_Given task_
Give only a count of the lines that include the string "param".

>> start

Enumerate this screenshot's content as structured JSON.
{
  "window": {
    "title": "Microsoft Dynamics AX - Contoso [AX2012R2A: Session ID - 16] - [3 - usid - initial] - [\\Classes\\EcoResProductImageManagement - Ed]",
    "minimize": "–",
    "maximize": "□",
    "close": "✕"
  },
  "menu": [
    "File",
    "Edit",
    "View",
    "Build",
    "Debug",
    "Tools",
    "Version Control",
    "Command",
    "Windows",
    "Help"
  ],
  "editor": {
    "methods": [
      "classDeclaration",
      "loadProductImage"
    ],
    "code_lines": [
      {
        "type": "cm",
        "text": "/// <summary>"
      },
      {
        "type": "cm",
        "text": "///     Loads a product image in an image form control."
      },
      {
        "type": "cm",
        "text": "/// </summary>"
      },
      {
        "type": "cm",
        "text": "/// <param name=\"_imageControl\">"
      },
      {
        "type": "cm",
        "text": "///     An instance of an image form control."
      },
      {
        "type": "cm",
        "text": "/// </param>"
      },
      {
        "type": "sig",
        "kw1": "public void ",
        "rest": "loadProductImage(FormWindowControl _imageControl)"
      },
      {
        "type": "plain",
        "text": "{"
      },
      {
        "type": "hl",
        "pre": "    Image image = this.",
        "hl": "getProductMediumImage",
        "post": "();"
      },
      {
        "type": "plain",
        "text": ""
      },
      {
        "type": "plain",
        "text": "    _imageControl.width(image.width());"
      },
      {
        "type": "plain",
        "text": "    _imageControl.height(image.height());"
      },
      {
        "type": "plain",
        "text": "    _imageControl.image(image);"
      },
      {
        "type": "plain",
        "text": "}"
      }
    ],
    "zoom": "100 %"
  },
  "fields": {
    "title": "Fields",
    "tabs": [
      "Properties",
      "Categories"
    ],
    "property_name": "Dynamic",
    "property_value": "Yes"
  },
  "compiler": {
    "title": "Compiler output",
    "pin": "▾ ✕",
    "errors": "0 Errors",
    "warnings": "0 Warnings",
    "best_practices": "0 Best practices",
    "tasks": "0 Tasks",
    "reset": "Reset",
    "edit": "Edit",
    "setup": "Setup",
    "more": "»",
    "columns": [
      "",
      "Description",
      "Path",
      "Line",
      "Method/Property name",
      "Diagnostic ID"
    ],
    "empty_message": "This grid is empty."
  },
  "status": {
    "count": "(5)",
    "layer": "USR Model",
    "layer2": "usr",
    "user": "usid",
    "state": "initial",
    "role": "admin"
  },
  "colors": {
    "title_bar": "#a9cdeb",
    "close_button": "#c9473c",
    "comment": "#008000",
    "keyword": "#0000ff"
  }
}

>> end

_Reply to the exercise_
2